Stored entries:
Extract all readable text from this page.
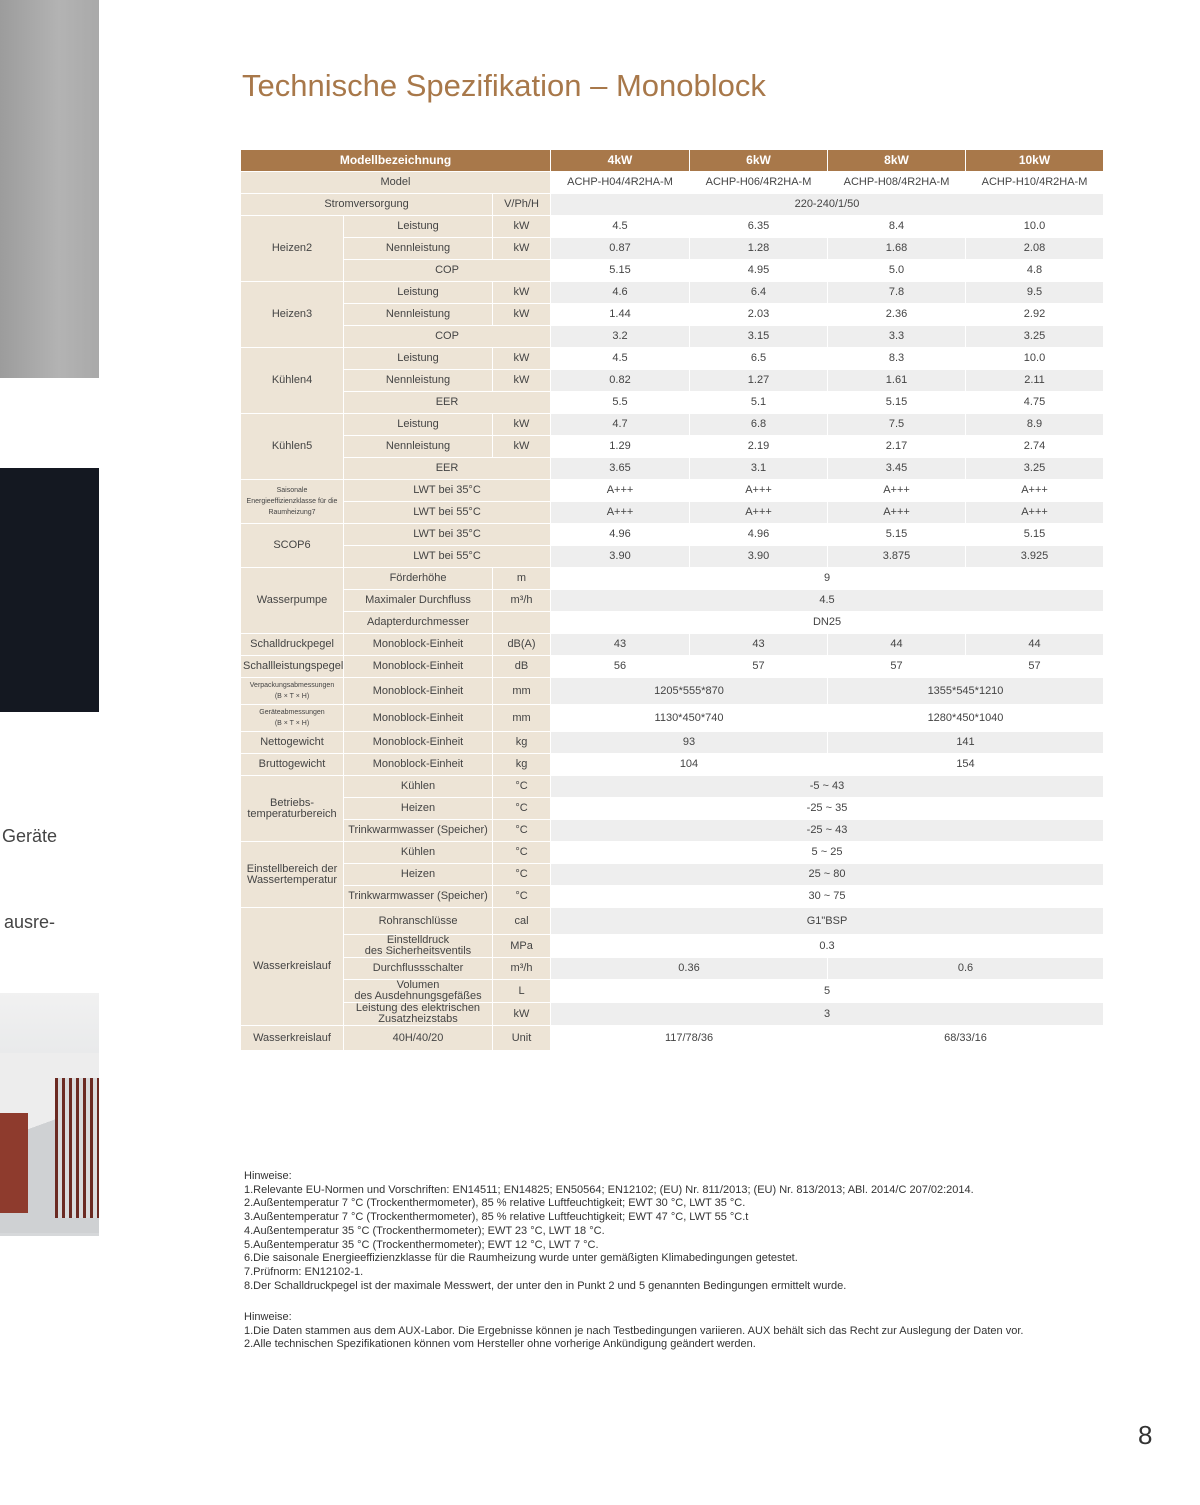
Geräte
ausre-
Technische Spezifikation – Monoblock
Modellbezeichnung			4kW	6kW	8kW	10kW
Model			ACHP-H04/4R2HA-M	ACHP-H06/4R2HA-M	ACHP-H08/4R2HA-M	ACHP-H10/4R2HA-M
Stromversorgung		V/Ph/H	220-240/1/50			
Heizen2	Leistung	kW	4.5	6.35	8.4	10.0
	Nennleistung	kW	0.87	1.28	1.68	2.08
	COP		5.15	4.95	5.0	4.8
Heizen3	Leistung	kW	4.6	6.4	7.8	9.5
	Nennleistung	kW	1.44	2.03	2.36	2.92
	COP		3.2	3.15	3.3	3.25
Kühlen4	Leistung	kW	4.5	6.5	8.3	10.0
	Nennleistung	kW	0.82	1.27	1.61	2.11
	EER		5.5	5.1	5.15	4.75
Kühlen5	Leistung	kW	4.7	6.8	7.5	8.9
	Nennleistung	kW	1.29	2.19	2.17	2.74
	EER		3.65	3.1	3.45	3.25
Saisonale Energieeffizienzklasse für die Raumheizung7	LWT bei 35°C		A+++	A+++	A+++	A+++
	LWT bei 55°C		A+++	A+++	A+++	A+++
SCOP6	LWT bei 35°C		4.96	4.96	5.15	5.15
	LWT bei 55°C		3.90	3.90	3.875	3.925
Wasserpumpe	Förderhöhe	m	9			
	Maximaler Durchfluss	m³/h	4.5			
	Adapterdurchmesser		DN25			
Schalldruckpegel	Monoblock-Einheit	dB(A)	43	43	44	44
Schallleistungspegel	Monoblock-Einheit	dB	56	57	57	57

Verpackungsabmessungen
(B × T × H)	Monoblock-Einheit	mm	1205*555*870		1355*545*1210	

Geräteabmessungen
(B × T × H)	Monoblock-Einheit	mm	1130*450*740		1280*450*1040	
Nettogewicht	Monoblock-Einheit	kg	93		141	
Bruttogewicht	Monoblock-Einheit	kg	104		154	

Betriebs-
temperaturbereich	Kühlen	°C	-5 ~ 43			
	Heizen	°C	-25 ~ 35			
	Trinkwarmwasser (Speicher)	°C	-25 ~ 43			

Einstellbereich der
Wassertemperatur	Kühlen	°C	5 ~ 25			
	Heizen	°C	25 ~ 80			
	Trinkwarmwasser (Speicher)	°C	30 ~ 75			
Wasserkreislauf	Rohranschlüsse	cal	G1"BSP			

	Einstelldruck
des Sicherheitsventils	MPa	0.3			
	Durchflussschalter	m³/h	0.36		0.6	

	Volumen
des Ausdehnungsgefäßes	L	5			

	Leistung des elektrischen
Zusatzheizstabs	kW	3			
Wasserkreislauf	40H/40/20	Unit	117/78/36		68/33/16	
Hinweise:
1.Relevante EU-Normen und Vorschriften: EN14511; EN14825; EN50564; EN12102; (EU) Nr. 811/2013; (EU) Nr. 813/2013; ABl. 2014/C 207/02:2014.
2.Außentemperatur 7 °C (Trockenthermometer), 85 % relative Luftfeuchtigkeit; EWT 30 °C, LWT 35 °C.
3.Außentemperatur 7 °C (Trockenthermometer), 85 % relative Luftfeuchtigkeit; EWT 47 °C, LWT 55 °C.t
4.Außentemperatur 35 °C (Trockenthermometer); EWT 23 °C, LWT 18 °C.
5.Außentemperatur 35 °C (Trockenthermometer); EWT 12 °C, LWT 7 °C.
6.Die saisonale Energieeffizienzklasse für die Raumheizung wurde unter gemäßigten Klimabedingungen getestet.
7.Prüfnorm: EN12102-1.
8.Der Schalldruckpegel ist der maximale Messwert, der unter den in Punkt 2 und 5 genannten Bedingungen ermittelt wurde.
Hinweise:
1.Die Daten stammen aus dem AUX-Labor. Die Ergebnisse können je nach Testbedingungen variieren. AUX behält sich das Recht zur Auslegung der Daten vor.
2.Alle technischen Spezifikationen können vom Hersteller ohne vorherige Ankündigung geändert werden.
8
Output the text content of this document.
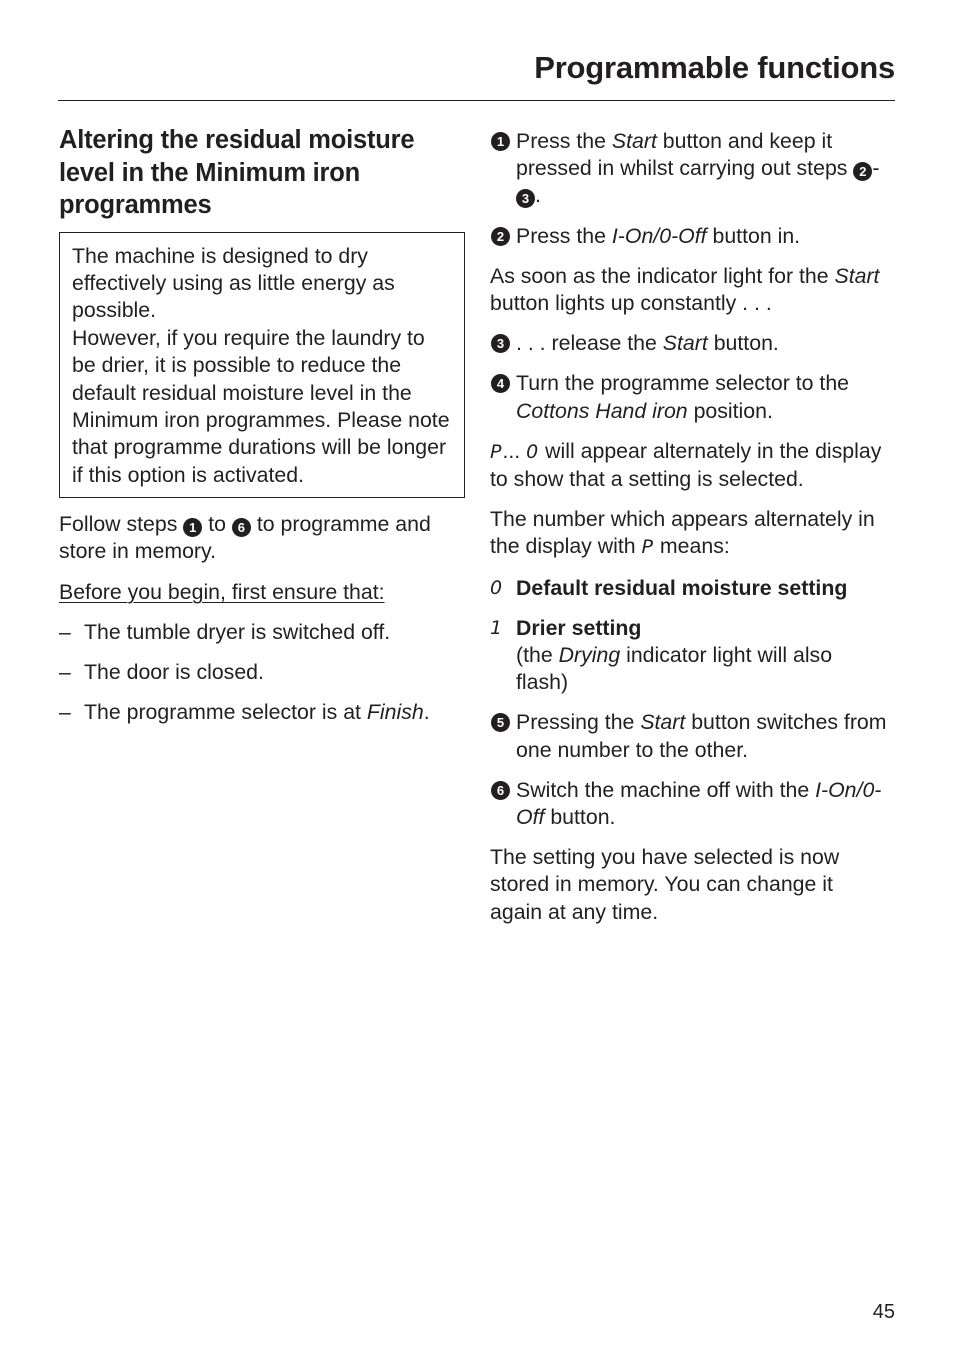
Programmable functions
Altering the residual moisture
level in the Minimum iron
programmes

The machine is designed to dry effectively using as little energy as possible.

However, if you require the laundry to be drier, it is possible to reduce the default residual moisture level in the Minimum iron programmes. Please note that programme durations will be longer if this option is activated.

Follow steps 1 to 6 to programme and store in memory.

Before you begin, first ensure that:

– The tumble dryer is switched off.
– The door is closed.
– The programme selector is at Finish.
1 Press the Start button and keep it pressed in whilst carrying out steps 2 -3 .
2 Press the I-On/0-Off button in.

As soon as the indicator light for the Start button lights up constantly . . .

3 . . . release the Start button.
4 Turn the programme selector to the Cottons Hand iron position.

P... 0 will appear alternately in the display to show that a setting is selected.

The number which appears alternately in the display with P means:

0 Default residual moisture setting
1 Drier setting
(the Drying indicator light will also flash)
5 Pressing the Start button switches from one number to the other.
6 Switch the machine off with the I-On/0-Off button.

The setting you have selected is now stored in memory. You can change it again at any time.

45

What you have to do: Give back every line exactly as it stands, pictures excluded.

Response:
Extract all readable text from this page.
Geräte
ausre-
Technische Spezifikation – Monoblock
Modellbezeichnung			4kW	6kW	8kW	10kW
Model			ACHP-H04/4R2HA-M	ACHP-H06/4R2HA-M	ACHP-H08/4R2HA-M	ACHP-H10/4R2HA-M
Stromversorgung		V/Ph/H	220-240/1/50			
Heizen2	Leistung	kW	4.5	6.35	8.4	10.0
	Nennleistung	kW	0.87	1.28	1.68	2.08
	COP		5.15	4.95	5.0	4.8
Heizen3	Leistung	kW	4.6	6.4	7.8	9.5
	Nennleistung	kW	1.44	2.03	2.36	2.92
	COP		3.2	3.15	3.3	3.25
Kühlen4	Leistung	kW	4.5	6.5	8.3	10.0
	Nennleistung	kW	0.82	1.27	1.61	2.11
	EER		5.5	5.1	5.15	4.75
Kühlen5	Leistung	kW	4.7	6.8	7.5	8.9
	Nennleistung	kW	1.29	2.19	2.17	2.74
	EER		3.65	3.1	3.45	3.25
Saisonale Energieeffizienzklasse für die Raumheizung7	LWT bei 35°C		A+++	A+++	A+++	A+++
	LWT bei 55°C		A+++	A+++	A+++	A+++
SCOP6	LWT bei 35°C		4.96	4.96	5.15	5.15
	LWT bei 55°C		3.90	3.90	3.875	3.925
Wasserpumpe	Förderhöhe	m	9			
	Maximaler Durchfluss	m³/h	4.5			
	Adapterdurchmesser		DN25			
Schalldruckpegel	Monoblock-Einheit	dB(A)	43	43	44	44
Schallleistungspegel	Monoblock-Einheit	dB	56	57	57	57

Verpackungsabmessungen
(B × T × H)	Monoblock-Einheit	mm	1205*555*870		1355*545*1210	

Geräteabmessungen
(B × T × H)	Monoblock-Einheit	mm	1130*450*740		1280*450*1040	
Nettogewicht	Monoblock-Einheit	kg	93		141	
Bruttogewicht	Monoblock-Einheit	kg	104		154	

Betriebs-
temperaturbereich	Kühlen	°C	-5 ~ 43			
	Heizen	°C	-25 ~ 35			
	Trinkwarmwasser (Speicher)	°C	-25 ~ 43			

Einstellbereich der
Wassertemperatur	Kühlen	°C	5 ~ 25			
	Heizen	°C	25 ~ 80			
	Trinkwarmwasser (Speicher)	°C	30 ~ 75			
Wasserkreislauf	Rohranschlüsse	cal	G1"BSP			

	Einstelldruck
des Sicherheitsventils	MPa	0.3			
	Durchflussschalter	m³/h	0.36		0.6	

	Volumen
des Ausdehnungsgefäßes	L	5			

	Leistung des elektrischen
Zusatzheizstabs	kW	3			
Wasserkreislauf	40H/40/20	Unit	117/78/36		68/33/16	
Hinweise:
1.Relevante EU-Normen und Vorschriften: EN14511; EN14825; EN50564; EN12102; (EU) Nr. 811/2013; (EU) Nr. 813/2013; ABl. 2014/C 207/02:2014.
2.Außentemperatur 7 °C (Trockenthermometer), 85 % relative Luftfeuchtigkeit; EWT 30 °C, LWT 35 °C.
3.Außentemperatur 7 °C (Trockenthermometer), 85 % relative Luftfeuchtigkeit; EWT 47 °C, LWT 55 °C.t
4.Außentemperatur 35 °C (Trockenthermometer); EWT 23 °C, LWT 18 °C.
5.Außentemperatur 35 °C (Trockenthermometer); EWT 12 °C, LWT 7 °C.
6.Die saisonale Energieeffizienzklasse für die Raumheizung wurde unter gemäßigten Klimabedingungen getestet.
7.Prüfnorm: EN12102-1.
8.Der Schalldruckpegel ist der maximale Messwert, der unter den in Punkt 2 und 5 genannten Bedingungen ermittelt wurde.
Hinweise:
1.Die Daten stammen aus dem AUX-Labor. Die Ergebnisse können je nach Testbedingungen variieren. AUX behält sich das Recht zur Auslegung der Daten vor.
2.Alle technischen Spezifikationen können vom Hersteller ohne vorherige Ankündigung geändert werden.
8
Output the text content of this document.
Programmable functions
Altering the residual moisture
level in the Minimum iron
programmes

The machine is designed to dry effectively using as little energy as possible.

However, if you require the laundry to be drier, it is possible to reduce the default residual moisture level in the Minimum iron programmes. Please note that programme durations will be longer if this option is activated.

Follow steps 1 to 6 to programme and store in memory.

Before you begin, first ensure that:

– The tumble dryer is switched off.
– The door is closed.
– The programme selector is at Finish.
1 Press the Start button and keep it pressed in whilst carrying out steps 2 -3 .
2 Press the I-On/0-Off button in.

As soon as the indicator light for the Start button lights up constantly . . .

3 . . . release the Start button.
4 Turn the programme selector to the Cottons Hand iron position.

P... 0 will appear alternately in the display to show that a setting is selected.

The number which appears alternately in the display with P means:

0 Default residual moisture setting
1 Drier setting
(the Drying indicator light will also flash)
5 Pressing the Start button switches from one number to the other.
6 Switch the machine off with the I-On/0-Off button.

The setting you have selected is now stored in memory. You can change it again at any time.

45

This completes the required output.